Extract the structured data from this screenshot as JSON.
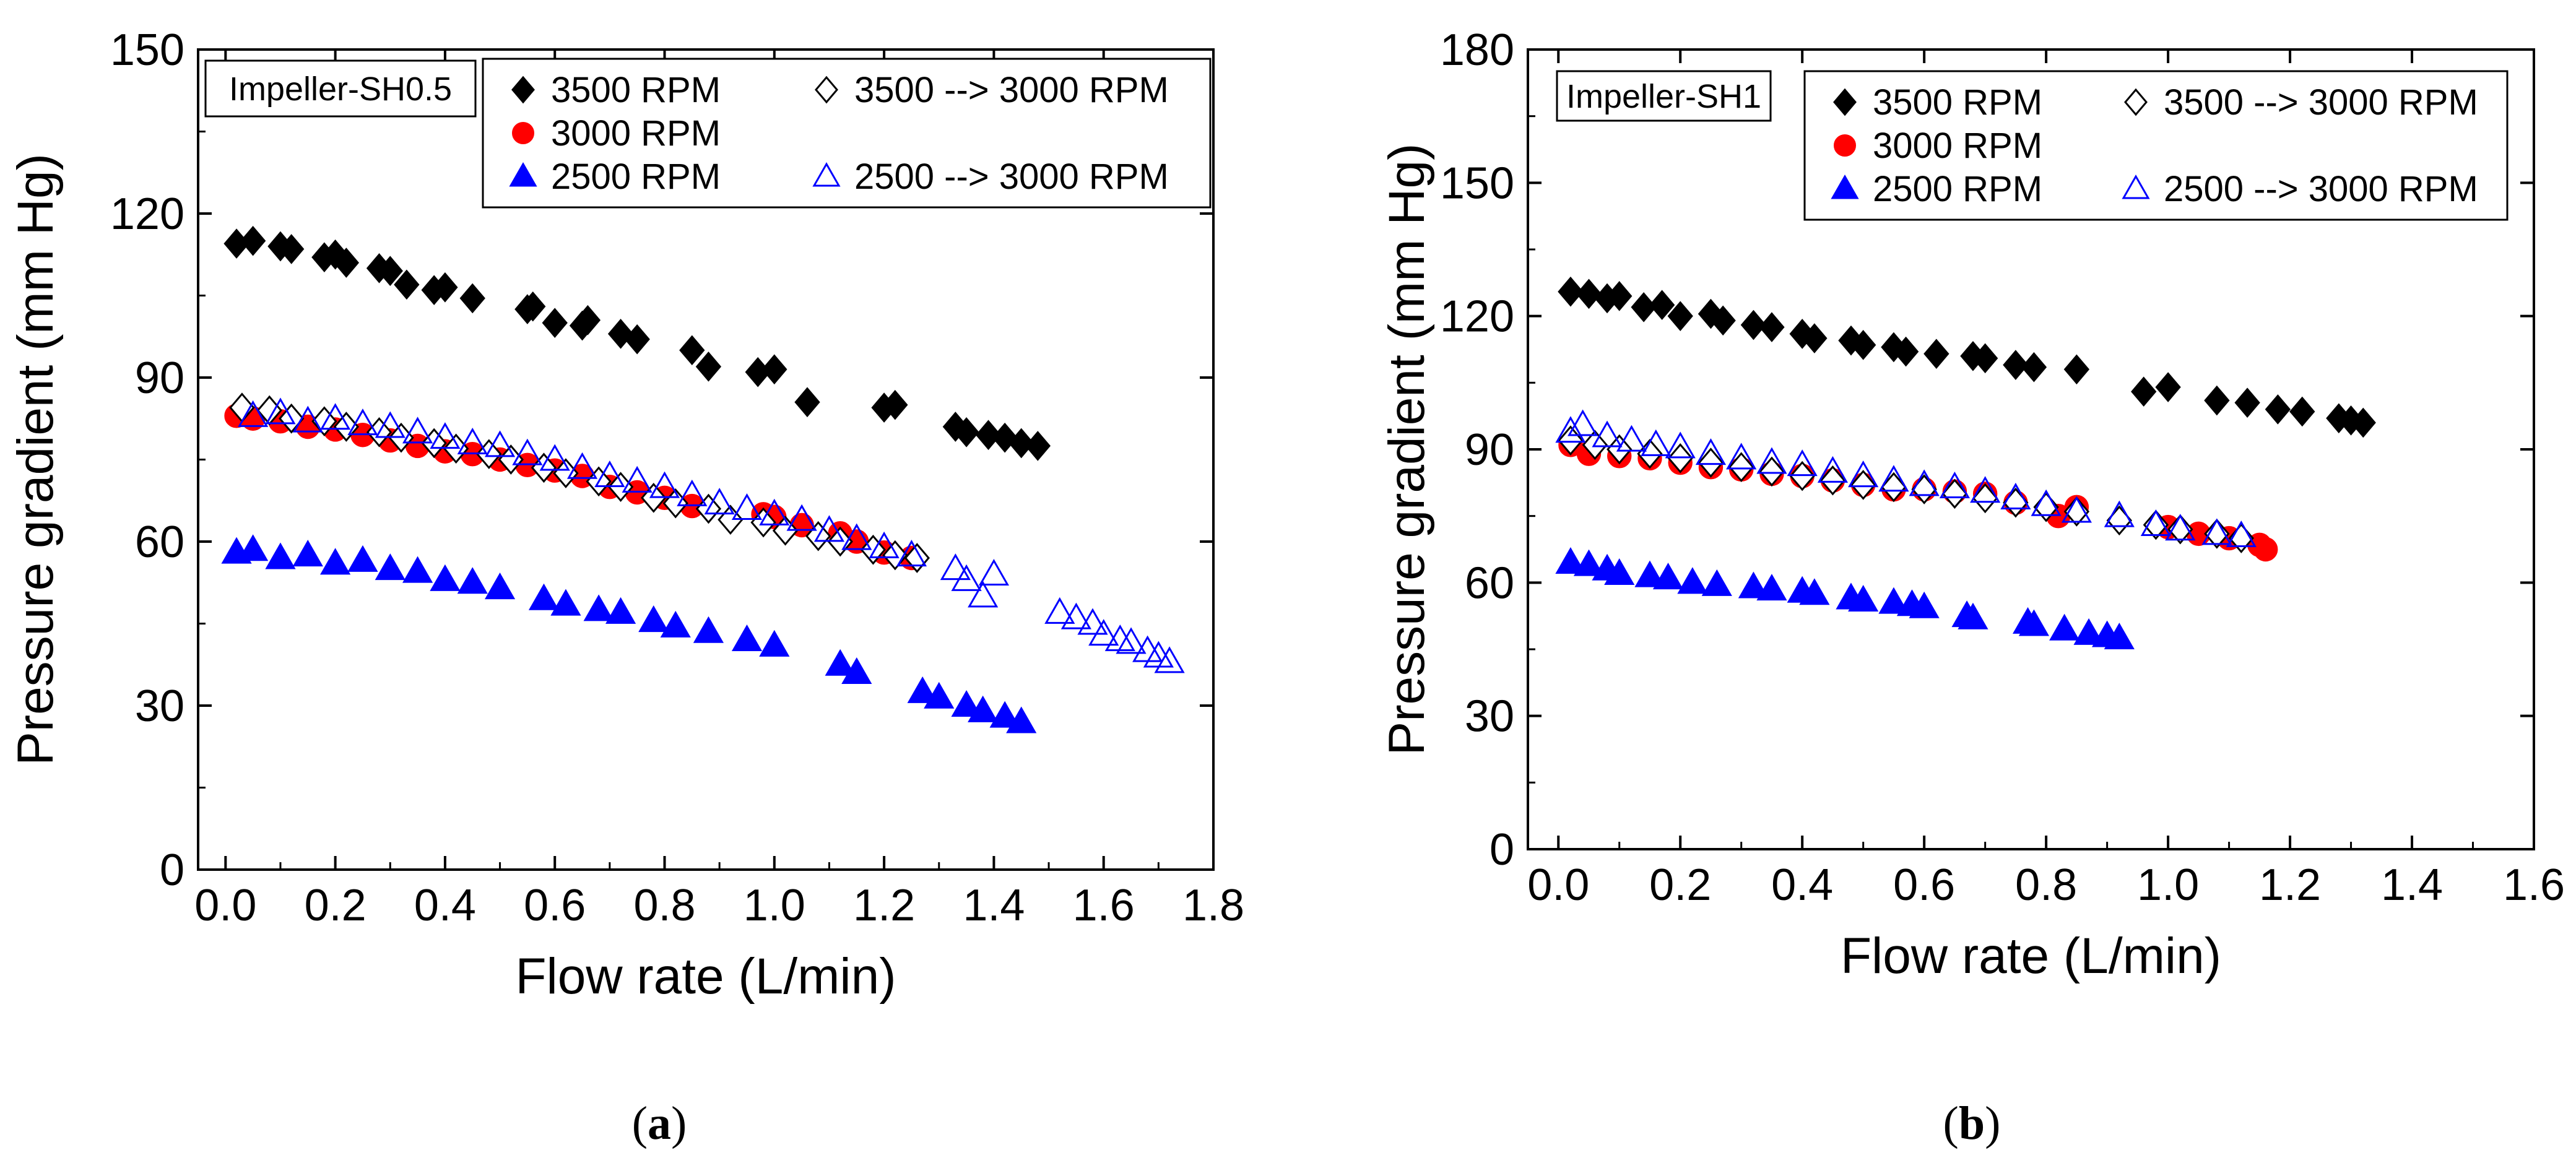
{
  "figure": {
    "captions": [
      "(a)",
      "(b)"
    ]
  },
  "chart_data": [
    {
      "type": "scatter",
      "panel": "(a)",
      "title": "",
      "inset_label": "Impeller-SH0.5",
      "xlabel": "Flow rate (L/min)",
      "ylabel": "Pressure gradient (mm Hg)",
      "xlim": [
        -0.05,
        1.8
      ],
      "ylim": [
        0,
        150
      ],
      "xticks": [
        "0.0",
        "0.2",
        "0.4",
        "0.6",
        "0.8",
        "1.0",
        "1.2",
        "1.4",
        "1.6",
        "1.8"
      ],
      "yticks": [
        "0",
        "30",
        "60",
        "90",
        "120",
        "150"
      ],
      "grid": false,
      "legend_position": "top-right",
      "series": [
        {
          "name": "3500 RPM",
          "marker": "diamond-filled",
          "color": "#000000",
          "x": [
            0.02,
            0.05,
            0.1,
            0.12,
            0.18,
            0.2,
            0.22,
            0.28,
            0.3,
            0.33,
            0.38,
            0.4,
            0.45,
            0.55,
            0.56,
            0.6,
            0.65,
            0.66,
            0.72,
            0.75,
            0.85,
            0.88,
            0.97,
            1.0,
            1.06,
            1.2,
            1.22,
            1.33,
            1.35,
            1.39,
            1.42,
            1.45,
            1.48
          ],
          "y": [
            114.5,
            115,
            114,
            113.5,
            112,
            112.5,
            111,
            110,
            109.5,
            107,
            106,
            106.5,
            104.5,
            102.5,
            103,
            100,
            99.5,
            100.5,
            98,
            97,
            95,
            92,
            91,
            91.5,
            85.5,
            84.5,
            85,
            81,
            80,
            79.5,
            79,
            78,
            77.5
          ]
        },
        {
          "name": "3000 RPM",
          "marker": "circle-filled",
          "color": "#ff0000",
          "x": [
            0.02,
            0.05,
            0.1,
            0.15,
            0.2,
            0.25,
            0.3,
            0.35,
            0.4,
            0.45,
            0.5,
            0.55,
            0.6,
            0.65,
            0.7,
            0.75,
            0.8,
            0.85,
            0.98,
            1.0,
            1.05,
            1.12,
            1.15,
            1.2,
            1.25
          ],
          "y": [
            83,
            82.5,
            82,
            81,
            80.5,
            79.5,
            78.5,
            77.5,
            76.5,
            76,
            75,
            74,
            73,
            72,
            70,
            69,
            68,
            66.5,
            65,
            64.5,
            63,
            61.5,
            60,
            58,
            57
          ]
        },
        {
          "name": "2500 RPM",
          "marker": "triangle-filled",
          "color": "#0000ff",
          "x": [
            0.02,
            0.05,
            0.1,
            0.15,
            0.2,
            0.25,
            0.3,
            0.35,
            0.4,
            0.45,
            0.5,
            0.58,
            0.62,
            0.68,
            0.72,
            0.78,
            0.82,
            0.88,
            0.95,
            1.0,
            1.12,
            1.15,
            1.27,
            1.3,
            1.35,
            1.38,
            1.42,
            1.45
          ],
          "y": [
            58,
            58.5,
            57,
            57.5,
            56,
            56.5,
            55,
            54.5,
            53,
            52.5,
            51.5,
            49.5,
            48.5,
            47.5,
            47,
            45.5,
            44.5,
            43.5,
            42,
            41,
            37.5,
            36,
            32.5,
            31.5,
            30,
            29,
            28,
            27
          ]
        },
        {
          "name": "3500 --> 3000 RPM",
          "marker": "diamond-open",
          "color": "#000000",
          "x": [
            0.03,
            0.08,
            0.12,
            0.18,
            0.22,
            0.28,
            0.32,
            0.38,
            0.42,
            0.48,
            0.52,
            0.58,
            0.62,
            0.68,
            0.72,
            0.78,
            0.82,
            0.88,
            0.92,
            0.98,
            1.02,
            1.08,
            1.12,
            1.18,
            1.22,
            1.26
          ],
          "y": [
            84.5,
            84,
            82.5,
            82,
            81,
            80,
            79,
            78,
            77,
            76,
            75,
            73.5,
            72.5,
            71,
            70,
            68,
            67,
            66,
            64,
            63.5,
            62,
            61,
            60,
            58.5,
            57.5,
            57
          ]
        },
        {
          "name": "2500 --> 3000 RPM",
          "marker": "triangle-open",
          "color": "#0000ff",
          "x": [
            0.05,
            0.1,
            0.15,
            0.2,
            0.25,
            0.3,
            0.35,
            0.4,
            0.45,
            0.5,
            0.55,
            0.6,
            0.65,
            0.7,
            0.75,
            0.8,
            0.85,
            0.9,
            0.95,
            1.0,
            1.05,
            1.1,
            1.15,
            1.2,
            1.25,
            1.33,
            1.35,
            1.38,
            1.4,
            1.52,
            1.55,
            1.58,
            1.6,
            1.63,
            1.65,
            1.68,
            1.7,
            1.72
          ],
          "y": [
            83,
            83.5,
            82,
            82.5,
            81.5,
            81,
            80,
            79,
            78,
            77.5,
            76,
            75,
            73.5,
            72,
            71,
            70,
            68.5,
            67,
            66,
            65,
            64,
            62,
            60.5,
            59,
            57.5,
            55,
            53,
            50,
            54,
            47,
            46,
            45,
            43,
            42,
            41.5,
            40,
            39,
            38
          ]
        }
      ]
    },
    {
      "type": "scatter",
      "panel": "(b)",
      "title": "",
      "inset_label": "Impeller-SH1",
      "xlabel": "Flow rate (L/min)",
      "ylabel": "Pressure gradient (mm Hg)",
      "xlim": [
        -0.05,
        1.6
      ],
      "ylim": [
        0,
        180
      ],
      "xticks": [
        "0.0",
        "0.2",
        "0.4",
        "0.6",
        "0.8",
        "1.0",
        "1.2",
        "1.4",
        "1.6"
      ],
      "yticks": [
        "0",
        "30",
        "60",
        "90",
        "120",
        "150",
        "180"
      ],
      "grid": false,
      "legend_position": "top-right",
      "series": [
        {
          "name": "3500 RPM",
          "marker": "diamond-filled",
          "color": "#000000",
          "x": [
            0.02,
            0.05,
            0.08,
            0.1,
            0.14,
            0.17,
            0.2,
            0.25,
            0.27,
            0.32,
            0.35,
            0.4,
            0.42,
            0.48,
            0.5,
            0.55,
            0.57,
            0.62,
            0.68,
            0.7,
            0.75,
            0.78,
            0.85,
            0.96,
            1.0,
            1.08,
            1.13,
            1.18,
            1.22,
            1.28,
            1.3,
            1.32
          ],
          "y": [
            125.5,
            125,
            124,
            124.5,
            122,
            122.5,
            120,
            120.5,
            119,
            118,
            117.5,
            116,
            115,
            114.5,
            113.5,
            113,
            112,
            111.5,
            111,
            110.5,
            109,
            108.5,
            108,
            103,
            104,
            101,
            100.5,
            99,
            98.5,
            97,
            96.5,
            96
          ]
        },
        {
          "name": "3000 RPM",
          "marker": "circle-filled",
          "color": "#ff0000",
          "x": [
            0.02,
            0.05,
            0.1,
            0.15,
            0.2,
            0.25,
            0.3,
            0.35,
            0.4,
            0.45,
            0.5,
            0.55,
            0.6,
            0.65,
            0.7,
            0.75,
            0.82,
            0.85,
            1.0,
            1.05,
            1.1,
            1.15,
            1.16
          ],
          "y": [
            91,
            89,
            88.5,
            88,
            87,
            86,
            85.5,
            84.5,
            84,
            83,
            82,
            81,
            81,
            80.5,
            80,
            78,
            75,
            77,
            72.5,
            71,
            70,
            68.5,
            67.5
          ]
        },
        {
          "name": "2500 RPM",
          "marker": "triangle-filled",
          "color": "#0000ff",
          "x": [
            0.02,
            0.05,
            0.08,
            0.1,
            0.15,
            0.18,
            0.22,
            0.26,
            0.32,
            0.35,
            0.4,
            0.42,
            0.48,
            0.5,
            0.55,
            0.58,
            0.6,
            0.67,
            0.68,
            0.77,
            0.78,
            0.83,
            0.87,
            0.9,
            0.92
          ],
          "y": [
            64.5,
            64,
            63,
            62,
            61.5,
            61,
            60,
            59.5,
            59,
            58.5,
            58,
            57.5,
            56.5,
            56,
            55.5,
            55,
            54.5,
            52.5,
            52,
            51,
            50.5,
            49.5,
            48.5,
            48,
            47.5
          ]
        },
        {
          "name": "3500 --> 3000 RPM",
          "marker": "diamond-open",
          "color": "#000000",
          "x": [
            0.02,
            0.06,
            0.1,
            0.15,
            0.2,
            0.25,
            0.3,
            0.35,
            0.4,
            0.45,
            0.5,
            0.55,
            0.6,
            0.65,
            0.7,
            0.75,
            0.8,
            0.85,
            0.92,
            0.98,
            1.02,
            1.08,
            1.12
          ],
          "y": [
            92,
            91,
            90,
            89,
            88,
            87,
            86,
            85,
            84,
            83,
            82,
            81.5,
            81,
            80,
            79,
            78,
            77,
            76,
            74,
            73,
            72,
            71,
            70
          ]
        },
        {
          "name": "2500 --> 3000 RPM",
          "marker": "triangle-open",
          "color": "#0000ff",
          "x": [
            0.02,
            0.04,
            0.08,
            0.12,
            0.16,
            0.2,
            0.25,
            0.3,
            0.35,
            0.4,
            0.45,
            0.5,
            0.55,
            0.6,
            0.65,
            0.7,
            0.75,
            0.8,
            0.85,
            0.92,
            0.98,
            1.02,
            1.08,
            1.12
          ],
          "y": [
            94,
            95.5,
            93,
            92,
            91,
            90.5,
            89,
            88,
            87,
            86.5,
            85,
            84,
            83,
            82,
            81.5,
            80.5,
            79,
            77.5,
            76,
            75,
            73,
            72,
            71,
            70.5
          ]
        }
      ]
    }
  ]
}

# Stated problem
Locate all lines holding the word "Impeller", then copy them out.

# Finished exercise
      "inset_label": "Impeller-SH0.5",
      "inset_label": "Impeller-SH1",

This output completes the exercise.